Que distinguez-vous? Y a-t-il beaucoup de dialogues ou trop peu? Est-ce que la conversation est quelque fois intégrée dans un paragraphe, pour alléger ou alourdir le texte?

José Saramago, prix Nobel de littérature en 1998, n'utilisait pas le dialogue de la manière conventionnelle. Il mêlait joyeusement la parole et la description dans un ensemble pourtant très cohérent (même si c'est parfois très ardu à la lecture). Mais, faire de la sorte exige une expérience que je n'oserais même pas m'attribuer même si j'écris depuis plus de quarante ans.

Tout est une question d'équilibre, chantait Cabrel. Le dialogue donne de la vie, du rythme à votre histoire mais peut vite vous faire trébucher, vous perdre et de même, désorienter le lecteur.

Lisez ce qui suit :

- Pourquoi me regardes-tu comme ça, demande-t-elle.

- Parce que je crois que je te déteste, réplique-t-il.

- Ah.

- Tu ne dis rien?

- Pourquoi répondrais-je à ça?

- Parce que tu me déteste toi aussi, c'est ça?

- Je préfère me taire.

- Alors fais donc ça et laisse-moi tranquille.

... Et voilà votre lecteur qui relit depuis le début et qui cherche qui dit quoi, surtout la dernière phrase. Combien de fois ai-je tout simplement abandonné la lecture d'un texte pourtant intéressant à cause de ces longs échanges de mots sans plus savoir qui parlait de quoi et à qui.

◆ CONSIGNES
**1)** D'après l'extrait sur le dialogue, pourquoi l'auteur ne se risque-t-il pas à mêler parole et description comme le faisait Saramago ? Répondez en une à trois phrases.
**2)** Prolongez l'extrait sur le dialogue à partir de sa dernière phrase, s'il vous plaît.

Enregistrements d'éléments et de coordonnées

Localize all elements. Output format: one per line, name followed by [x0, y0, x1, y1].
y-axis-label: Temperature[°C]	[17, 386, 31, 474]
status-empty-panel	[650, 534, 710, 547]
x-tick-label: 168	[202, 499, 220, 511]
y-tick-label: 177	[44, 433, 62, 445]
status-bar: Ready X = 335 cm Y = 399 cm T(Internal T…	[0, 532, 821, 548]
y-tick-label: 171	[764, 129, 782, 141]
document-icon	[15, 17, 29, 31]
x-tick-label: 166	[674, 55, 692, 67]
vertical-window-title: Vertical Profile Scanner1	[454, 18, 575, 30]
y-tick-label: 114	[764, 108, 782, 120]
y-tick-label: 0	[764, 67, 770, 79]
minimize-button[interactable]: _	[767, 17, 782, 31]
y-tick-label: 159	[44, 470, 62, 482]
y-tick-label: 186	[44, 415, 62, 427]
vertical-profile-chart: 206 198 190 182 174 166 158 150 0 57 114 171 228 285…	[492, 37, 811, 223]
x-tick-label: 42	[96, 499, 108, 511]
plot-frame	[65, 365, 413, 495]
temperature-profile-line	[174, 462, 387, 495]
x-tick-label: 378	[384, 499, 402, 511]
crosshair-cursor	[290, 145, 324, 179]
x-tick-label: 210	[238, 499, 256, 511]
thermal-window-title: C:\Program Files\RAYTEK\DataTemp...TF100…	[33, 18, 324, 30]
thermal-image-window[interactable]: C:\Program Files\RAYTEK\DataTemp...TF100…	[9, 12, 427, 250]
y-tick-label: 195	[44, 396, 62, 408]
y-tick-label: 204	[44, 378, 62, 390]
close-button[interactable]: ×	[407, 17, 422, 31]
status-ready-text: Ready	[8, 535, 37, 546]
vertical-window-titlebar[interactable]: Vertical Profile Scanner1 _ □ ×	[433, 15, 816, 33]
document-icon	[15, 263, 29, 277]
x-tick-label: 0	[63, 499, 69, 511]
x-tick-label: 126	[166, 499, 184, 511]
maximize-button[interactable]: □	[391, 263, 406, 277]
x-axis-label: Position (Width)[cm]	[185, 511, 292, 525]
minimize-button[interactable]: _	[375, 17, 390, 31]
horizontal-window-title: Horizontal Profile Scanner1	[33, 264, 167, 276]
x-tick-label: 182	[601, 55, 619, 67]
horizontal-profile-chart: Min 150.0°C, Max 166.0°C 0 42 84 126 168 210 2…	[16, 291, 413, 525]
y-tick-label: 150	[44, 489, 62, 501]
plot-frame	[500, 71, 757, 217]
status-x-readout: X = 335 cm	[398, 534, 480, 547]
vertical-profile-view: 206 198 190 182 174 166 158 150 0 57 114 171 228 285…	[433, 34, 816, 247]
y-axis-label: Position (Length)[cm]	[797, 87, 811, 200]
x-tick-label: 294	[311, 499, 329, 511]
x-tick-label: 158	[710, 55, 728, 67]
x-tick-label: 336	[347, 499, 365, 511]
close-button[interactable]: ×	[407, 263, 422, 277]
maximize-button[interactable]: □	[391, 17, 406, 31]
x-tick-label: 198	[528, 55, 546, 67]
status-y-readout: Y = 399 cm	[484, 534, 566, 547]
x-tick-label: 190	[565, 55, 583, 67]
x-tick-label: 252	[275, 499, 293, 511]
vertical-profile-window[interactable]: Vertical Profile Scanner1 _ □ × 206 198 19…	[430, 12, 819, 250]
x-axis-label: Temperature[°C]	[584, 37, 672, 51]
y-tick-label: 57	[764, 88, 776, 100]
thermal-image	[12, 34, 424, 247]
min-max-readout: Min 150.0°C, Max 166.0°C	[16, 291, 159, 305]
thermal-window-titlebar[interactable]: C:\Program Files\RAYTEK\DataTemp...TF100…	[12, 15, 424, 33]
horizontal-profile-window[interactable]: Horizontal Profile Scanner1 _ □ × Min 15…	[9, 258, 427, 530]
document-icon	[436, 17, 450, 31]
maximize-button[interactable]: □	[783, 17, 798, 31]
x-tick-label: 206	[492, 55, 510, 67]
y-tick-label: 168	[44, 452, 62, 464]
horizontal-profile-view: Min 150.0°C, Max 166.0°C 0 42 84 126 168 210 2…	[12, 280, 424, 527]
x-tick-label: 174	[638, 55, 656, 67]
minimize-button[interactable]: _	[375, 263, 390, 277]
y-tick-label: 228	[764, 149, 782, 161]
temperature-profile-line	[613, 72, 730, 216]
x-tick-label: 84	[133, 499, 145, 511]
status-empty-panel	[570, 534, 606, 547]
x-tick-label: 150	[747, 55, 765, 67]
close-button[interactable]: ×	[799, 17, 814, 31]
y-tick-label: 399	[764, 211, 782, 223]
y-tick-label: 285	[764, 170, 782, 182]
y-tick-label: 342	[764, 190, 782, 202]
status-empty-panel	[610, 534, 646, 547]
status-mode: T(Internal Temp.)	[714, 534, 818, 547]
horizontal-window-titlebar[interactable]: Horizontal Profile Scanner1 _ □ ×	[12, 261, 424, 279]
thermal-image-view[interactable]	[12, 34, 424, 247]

◆ RÉPONSES PAR CONSIGNE
**1)** Procéder de la sorte exige une expérience qu'il n'oserait même pas s'attribuer, alors qu'il écrit depuis plus de quarante ans.

**2)**
À moins de mettre des "dit-il" et "dit-elle" à chacune des répliques (ce qui alourdit le texte), il faut ajouter, ici et là, des indices subtils ou carrément directs afin de garder le lecteur captivé et le faire sentir comme partie intégrante de l'échange entre les deux protagonistes.

Voyez plutôt le texte révisé ci-dessous :

- Pourquoi me regardes-tu comme ça, demande-t-elle.

- Parce que je crois que je te déteste, réplique-t-il.

Il détourne la tête et regarde ailleurs, réalisant qu'il est peut-être allé trop loin. Elle soupire et à son tour regarde le mur vide du salon en soupirant.

- Tu ne dis rien? demande-t-il enfin en mettant ses mains dans les poches de son jeans.

- Pourquoi répondrais-je à ça?

Elle lui dit ça sur ton si brusque qu'il sursaute mais il réalise soudain que la situation ne va pas s'améliorer, au contraire. Il se lance :

- Parce que tu me déteste toi aussi, c'est ça?

- Je préfère me taire.

- Alors fais donc ça et laisse-moi tranquille.

Il ne regrette pas ses derniers mots et sort en claquant la porte.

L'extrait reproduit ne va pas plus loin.